TASK DESCRIPTION — Copy out word for word everything from the first line down to the line containing "part-name (867, 599, 1335, 624)", with both of those lines included.

MATERIAL FOR THIS EXERCISE —
# # # #

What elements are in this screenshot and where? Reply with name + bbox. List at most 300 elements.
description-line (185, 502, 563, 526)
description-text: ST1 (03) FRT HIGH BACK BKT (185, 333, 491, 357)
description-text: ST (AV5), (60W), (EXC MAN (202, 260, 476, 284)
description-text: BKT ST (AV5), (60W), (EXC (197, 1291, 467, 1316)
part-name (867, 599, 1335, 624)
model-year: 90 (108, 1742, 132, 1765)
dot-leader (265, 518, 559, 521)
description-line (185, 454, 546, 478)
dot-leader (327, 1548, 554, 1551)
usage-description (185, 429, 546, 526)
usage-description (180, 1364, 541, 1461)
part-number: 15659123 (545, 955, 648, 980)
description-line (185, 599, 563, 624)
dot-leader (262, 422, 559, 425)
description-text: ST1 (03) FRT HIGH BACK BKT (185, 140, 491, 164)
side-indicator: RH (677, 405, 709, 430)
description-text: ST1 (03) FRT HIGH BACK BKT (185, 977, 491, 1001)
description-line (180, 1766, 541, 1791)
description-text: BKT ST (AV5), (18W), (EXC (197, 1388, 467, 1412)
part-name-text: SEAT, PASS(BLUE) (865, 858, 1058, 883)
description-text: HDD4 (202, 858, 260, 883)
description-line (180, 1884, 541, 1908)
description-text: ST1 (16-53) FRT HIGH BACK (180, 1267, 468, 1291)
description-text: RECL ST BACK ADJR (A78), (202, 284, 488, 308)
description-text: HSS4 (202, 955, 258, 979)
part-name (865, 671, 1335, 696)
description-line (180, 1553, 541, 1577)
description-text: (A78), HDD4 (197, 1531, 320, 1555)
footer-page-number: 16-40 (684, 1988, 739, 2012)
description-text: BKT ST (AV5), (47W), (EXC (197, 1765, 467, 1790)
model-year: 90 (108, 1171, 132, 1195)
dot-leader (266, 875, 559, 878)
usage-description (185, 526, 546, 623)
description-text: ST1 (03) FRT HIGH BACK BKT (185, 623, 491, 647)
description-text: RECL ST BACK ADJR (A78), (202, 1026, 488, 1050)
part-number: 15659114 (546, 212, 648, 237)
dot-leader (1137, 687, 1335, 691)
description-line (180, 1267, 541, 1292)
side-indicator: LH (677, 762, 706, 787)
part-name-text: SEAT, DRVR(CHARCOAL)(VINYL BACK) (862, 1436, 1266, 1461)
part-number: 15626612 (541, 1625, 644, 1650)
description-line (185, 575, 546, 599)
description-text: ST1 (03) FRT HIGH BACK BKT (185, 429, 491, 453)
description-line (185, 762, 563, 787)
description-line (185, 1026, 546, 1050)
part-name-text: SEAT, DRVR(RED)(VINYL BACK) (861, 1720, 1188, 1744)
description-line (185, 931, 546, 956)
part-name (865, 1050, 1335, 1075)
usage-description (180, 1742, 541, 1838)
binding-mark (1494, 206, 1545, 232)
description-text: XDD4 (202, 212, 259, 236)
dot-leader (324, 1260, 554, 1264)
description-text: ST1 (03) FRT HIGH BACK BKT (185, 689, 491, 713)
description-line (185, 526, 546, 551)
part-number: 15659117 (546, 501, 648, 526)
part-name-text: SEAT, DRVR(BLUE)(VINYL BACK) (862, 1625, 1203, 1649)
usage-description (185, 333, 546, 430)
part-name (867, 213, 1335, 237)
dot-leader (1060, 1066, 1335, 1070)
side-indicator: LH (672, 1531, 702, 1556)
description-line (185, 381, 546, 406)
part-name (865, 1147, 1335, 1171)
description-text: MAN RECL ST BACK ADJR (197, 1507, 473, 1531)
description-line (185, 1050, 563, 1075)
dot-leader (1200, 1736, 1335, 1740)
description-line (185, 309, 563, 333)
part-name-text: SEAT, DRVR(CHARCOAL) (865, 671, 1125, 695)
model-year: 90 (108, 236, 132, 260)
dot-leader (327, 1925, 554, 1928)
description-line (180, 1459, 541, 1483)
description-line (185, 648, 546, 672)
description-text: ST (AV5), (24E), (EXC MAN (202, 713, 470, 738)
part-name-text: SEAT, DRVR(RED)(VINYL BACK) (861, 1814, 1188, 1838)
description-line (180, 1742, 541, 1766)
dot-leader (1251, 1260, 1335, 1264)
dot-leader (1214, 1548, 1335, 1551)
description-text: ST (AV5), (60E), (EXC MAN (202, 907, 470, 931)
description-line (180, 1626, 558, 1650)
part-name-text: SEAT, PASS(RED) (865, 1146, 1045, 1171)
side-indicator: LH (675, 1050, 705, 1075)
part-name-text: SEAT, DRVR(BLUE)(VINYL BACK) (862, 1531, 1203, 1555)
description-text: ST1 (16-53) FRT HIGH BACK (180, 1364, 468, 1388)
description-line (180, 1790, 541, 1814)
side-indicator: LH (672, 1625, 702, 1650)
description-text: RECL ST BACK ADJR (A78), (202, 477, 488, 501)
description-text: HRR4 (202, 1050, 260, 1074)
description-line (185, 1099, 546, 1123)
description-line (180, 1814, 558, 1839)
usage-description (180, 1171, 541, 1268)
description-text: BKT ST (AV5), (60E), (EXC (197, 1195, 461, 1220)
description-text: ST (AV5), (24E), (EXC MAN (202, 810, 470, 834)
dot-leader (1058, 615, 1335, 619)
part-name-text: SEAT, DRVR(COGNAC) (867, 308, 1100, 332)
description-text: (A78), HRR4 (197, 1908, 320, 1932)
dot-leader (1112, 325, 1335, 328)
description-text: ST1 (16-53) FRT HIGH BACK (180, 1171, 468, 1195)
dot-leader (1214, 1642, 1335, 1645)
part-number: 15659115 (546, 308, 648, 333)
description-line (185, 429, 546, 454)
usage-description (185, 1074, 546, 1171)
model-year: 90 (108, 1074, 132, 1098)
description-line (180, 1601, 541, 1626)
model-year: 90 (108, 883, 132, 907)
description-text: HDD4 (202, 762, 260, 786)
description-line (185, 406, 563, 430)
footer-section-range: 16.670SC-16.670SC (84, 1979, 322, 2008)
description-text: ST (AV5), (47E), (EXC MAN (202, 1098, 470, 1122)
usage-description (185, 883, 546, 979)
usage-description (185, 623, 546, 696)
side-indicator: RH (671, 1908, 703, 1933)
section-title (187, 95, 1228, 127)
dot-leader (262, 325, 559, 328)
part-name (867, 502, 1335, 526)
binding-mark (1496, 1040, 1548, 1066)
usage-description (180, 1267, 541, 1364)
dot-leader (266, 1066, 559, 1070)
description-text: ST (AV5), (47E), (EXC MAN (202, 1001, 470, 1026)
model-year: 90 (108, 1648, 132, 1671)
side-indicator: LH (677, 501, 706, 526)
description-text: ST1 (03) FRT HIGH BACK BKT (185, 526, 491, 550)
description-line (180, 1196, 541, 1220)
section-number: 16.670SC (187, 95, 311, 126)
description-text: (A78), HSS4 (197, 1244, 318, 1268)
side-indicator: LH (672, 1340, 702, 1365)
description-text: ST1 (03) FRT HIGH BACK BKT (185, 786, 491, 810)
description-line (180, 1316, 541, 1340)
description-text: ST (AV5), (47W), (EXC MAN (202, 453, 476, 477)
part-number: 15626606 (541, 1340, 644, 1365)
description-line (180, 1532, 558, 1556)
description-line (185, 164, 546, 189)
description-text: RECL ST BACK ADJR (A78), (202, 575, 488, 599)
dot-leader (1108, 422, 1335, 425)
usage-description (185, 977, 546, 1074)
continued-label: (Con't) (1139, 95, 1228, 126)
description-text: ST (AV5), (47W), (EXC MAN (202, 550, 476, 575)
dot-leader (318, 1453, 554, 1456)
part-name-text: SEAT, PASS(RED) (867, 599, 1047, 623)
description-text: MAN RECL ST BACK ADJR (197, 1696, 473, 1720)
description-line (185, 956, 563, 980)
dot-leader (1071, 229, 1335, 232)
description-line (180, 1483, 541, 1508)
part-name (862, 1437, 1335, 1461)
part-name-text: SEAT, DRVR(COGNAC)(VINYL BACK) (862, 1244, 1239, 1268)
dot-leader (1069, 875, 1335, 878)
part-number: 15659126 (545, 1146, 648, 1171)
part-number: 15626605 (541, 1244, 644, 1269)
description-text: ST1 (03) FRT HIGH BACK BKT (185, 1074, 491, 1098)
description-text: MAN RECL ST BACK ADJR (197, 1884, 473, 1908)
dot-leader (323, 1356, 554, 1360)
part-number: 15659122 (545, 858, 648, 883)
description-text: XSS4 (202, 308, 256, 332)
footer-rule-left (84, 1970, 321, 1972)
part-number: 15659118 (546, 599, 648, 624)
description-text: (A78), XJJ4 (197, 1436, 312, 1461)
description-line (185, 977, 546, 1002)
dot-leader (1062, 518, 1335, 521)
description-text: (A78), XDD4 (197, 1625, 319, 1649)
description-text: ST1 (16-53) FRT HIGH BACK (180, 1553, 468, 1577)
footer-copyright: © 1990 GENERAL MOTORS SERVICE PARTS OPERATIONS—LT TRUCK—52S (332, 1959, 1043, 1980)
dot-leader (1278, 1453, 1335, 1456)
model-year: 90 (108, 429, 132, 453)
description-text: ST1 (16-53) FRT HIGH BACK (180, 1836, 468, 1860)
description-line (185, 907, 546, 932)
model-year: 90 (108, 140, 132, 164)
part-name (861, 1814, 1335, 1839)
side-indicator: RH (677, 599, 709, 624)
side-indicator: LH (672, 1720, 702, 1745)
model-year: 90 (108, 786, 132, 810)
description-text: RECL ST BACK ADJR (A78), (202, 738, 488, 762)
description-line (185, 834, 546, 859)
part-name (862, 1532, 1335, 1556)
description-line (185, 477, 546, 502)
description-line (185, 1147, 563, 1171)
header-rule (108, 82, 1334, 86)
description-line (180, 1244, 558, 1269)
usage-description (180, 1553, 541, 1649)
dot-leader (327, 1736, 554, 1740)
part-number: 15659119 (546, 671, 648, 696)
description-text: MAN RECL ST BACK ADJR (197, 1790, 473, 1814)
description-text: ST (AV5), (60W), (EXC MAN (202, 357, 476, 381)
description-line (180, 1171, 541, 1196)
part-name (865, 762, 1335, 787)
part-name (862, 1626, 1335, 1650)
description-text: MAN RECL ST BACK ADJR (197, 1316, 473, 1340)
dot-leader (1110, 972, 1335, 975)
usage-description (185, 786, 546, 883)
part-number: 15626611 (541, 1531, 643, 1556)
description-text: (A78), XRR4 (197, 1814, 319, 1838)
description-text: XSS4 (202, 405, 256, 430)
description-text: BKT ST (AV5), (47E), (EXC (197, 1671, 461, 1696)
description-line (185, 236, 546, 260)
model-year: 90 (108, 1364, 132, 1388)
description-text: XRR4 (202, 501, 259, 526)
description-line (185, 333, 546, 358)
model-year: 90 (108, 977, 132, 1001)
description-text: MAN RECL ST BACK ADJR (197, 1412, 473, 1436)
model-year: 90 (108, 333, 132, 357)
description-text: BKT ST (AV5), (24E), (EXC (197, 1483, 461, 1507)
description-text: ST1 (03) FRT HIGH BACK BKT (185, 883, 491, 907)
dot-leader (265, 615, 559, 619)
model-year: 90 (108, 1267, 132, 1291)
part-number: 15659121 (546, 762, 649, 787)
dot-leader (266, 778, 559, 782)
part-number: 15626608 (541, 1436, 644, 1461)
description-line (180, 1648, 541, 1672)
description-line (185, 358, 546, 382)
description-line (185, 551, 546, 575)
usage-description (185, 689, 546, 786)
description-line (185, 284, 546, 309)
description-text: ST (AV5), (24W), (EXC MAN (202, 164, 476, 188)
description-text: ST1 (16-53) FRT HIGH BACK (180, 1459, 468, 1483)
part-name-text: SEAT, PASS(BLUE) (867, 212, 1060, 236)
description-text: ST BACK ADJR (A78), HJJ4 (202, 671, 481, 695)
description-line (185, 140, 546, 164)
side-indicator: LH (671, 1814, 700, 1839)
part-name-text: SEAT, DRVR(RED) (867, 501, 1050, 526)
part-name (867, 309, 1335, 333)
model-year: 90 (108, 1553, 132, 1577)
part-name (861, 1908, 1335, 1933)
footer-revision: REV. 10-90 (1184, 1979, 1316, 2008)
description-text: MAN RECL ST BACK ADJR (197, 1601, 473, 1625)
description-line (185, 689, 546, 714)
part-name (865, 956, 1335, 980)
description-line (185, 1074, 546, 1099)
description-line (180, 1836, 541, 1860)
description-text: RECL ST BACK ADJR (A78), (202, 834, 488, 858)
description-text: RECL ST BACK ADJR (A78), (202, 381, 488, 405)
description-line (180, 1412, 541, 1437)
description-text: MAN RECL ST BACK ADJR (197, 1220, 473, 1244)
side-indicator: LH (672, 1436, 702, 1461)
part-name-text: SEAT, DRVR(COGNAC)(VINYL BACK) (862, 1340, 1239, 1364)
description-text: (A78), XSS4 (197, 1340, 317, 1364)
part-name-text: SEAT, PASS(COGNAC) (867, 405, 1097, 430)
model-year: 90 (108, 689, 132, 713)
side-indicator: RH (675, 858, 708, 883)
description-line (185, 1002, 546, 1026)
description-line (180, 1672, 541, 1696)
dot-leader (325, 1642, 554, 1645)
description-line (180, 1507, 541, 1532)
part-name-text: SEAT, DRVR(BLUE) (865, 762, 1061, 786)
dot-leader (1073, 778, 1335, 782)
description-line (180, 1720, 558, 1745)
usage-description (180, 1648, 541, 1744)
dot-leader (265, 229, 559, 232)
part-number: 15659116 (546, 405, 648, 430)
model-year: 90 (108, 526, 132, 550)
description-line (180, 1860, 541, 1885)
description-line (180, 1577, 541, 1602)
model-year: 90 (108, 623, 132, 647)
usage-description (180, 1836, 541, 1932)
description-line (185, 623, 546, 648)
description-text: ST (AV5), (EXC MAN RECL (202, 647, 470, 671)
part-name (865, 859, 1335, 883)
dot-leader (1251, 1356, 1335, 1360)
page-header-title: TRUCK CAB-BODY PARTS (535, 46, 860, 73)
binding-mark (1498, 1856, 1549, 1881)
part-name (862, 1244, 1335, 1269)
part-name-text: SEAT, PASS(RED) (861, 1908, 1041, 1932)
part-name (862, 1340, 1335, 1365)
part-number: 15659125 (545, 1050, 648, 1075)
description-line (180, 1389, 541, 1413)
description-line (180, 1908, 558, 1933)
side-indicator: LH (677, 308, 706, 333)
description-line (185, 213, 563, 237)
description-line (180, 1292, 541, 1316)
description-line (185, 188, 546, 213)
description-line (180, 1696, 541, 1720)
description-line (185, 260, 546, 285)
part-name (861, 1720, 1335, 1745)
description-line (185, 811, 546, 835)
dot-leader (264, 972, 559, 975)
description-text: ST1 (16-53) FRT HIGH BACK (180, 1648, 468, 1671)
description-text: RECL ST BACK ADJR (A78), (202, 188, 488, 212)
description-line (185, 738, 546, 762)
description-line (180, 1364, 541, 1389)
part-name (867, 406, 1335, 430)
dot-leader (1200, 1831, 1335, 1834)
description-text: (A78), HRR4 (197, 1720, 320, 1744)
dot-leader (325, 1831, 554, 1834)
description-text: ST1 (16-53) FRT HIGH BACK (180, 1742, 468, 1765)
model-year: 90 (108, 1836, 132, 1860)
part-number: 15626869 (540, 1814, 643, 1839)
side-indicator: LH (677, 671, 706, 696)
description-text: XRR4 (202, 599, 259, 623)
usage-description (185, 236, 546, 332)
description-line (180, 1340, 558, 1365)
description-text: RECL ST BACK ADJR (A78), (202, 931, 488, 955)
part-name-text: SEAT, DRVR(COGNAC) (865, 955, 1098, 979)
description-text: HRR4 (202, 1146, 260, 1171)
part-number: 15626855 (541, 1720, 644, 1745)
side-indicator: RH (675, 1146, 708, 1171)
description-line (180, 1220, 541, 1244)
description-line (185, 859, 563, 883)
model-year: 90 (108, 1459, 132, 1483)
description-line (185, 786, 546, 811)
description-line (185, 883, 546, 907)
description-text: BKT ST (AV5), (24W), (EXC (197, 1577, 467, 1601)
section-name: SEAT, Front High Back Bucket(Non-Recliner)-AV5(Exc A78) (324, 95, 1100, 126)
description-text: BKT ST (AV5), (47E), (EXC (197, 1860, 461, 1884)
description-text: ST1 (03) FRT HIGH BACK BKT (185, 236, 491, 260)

# # # #

WRITTEN RESPONSE —
What elements are in this screenshot and where? Reply with name + bbox. List at most 300 elements.
description-line (185, 502, 563, 526)
description-text: ST1 (03) FRT HIGH BACK BKT (185, 333, 491, 357)
description-text: ST (AV5), (60W), (EXC MAN (202, 260, 476, 284)
description-text: BKT ST (AV5), (60W), (EXC (197, 1291, 467, 1316)
part-name (867, 599, 1335, 624)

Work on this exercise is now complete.